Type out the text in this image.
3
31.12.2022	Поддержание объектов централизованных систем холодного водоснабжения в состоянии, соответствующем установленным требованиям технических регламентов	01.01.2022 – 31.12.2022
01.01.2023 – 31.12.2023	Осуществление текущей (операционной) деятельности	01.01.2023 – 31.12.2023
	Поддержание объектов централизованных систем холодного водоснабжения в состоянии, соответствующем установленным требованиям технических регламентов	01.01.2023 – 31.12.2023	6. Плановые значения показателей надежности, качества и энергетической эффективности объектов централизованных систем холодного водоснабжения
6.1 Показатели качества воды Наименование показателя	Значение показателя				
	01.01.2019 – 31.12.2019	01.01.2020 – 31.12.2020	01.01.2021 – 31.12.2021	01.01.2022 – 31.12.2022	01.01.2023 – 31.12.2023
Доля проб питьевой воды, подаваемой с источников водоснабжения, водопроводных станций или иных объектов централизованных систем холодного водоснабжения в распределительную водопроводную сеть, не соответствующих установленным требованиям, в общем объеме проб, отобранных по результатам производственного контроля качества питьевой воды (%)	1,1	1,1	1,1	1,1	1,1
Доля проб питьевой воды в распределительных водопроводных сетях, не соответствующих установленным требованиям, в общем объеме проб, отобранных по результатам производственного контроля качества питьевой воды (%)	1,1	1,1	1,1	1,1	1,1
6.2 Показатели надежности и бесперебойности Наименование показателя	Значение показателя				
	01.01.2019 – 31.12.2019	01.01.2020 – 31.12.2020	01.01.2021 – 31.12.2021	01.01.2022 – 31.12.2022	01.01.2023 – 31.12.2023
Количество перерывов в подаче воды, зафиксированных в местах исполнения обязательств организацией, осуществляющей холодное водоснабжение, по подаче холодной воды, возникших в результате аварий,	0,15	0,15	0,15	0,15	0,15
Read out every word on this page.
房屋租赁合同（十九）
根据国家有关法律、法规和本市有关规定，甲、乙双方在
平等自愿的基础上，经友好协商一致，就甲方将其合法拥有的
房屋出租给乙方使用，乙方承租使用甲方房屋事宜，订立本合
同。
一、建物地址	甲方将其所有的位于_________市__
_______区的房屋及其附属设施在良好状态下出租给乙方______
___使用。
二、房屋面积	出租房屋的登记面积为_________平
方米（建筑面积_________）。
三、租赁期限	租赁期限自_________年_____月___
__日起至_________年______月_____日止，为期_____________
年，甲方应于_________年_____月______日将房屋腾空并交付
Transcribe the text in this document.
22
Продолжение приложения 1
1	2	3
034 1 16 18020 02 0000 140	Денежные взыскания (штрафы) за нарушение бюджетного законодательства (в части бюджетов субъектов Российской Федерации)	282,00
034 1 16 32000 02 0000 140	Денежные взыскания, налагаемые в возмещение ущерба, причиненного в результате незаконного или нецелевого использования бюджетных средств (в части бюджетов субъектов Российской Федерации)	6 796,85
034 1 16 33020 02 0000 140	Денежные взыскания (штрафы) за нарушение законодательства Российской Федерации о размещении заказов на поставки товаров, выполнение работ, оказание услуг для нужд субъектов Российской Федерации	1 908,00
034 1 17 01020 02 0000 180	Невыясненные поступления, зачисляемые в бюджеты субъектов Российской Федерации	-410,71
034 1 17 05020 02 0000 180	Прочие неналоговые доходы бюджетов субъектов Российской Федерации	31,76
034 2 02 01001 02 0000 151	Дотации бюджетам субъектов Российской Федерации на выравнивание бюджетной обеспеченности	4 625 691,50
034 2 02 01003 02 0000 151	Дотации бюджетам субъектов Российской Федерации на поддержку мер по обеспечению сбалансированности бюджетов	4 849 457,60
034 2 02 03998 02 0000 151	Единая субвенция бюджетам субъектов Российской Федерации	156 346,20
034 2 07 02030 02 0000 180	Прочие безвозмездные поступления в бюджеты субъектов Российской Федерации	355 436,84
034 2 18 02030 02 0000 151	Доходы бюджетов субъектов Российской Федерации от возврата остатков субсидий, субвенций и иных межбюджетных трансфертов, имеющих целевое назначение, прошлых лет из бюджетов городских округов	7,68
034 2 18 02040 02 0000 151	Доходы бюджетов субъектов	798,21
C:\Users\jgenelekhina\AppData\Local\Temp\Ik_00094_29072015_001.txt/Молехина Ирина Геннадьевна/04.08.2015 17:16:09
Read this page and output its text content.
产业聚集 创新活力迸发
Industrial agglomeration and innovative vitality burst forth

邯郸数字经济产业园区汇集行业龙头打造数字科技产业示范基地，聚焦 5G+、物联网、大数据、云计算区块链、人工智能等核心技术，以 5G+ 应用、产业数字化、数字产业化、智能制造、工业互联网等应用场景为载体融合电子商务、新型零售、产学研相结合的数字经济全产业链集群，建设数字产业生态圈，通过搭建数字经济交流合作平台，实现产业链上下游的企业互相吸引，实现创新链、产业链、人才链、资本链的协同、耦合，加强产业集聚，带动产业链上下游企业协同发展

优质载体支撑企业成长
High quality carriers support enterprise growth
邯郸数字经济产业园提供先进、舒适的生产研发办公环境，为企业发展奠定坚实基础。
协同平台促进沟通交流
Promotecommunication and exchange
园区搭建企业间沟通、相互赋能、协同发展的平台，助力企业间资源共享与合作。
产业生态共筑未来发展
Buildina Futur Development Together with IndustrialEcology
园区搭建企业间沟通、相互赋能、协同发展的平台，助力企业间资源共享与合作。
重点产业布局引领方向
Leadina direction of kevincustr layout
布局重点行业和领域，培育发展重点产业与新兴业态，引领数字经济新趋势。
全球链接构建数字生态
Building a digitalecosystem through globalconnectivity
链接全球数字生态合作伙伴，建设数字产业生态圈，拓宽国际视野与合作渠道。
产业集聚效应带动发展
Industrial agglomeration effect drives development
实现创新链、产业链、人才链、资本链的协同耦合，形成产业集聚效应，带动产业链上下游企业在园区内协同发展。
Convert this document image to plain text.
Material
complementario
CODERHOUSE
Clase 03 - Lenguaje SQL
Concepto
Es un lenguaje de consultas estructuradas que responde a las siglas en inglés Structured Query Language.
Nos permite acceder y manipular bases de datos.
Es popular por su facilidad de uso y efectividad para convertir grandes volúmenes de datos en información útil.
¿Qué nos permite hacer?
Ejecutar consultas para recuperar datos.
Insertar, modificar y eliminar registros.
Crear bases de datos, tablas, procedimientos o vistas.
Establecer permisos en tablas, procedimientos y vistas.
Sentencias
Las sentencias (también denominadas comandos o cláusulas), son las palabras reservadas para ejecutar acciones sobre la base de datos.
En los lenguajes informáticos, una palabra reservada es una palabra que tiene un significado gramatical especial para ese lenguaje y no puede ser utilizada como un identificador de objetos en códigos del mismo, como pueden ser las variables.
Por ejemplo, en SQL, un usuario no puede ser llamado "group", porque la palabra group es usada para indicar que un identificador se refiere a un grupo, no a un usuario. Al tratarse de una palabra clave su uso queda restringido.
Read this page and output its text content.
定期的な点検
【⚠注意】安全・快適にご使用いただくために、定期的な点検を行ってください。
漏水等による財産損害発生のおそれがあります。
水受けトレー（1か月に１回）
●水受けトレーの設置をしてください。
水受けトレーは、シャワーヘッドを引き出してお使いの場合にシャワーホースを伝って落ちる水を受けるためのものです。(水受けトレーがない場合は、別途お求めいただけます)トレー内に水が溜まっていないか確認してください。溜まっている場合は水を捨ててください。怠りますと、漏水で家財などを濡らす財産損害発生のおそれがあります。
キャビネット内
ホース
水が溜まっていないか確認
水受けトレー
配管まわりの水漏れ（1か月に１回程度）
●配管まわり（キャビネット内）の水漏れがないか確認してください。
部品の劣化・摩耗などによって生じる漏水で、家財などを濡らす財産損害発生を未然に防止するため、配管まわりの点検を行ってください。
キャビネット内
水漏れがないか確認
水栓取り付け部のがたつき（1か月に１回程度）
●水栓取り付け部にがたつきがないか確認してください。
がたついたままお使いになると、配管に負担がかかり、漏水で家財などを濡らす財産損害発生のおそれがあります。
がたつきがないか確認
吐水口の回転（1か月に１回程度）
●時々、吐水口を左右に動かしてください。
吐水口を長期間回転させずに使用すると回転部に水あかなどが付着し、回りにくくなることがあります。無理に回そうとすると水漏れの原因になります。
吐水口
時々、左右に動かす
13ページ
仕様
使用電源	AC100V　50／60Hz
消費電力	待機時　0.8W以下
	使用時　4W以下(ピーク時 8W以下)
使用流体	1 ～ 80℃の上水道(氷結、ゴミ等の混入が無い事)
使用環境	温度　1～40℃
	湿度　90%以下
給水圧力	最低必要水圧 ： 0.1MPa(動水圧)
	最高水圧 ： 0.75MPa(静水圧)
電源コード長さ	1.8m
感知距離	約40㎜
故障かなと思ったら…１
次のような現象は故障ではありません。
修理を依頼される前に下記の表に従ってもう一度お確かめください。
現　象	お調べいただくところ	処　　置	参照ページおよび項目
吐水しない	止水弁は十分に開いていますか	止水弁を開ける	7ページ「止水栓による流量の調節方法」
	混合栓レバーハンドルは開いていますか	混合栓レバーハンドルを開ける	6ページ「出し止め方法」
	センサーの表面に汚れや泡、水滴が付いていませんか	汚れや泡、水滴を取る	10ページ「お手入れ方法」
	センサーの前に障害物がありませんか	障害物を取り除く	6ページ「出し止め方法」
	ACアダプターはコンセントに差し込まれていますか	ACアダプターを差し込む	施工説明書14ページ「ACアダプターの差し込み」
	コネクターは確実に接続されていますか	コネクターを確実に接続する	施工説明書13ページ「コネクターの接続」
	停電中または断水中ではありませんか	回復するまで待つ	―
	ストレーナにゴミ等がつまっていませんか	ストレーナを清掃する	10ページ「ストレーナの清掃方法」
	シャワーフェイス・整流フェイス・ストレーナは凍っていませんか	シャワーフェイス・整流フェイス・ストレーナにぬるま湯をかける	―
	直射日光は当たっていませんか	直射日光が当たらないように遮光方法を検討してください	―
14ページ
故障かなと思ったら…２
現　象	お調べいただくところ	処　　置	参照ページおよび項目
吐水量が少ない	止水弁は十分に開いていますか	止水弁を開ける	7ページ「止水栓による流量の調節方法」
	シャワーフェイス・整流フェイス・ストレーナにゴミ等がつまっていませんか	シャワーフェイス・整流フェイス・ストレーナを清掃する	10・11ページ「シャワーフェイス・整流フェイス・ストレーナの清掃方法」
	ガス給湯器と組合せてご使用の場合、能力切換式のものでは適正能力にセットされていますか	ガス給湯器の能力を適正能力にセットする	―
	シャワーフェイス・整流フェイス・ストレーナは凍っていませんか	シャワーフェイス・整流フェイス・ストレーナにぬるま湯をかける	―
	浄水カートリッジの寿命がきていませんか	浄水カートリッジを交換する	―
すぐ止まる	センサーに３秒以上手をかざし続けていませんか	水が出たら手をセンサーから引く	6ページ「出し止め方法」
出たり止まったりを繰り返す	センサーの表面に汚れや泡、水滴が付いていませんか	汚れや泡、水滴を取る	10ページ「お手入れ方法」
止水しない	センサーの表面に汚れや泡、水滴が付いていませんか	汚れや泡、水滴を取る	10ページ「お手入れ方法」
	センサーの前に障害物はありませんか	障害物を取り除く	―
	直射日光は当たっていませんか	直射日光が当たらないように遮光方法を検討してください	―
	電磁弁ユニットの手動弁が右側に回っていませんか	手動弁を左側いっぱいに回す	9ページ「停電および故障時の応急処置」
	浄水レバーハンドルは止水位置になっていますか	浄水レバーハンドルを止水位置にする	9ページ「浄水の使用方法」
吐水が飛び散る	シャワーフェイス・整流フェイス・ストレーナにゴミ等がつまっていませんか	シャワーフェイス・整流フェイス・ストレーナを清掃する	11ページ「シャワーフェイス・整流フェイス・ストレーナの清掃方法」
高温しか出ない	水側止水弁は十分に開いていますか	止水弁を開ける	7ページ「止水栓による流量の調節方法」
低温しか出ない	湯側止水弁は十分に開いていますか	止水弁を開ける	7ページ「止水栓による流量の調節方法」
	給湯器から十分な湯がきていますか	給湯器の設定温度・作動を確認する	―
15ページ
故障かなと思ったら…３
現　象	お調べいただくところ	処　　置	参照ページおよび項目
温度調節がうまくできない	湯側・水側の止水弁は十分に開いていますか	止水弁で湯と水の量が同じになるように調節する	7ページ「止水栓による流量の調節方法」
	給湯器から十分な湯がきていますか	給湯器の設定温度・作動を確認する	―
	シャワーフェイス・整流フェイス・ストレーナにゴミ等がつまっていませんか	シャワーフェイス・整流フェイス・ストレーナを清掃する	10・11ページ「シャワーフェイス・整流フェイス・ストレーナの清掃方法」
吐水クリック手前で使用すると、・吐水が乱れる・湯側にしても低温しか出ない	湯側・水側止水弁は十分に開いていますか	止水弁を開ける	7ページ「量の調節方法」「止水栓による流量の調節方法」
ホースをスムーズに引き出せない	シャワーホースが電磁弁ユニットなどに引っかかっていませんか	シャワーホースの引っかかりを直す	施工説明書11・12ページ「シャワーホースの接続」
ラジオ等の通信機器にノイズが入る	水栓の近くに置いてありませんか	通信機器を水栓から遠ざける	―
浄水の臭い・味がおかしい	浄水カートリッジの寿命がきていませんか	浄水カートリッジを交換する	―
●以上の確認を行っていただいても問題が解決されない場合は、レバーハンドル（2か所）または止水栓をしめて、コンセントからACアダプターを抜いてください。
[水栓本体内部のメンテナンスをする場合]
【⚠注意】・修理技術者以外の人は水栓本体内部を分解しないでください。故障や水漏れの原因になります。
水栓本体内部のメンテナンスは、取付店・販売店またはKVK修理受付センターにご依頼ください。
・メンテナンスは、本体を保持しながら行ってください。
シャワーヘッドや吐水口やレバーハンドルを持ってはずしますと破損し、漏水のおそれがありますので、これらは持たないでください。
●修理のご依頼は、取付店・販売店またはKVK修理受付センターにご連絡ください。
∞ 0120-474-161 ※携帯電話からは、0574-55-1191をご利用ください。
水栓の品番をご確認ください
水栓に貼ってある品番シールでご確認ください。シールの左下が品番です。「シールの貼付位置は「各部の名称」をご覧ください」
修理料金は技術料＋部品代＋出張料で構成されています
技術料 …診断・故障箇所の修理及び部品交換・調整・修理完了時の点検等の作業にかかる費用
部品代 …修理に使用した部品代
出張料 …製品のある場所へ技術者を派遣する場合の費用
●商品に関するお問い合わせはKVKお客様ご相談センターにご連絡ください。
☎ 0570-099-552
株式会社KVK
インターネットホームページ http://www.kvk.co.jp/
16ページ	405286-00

### Your instructions
Look for lines containing the string "нарушение" and copy them all.

### Response below
034 1 16 18020 02 0000 140	Денежные взыскания (штрафы) за нарушение бюджетного законодательства (в части бюджетов субъектов Российской Федерации)	282,00
034 1 16 33020 02 0000 140	Денежные взыскания (штрафы) за нарушение законодательства Российской Федерации о размещении заказов на поставки товаров, выполнение работ, оказание услуг для нужд субъектов Российской Федерации	1 908,00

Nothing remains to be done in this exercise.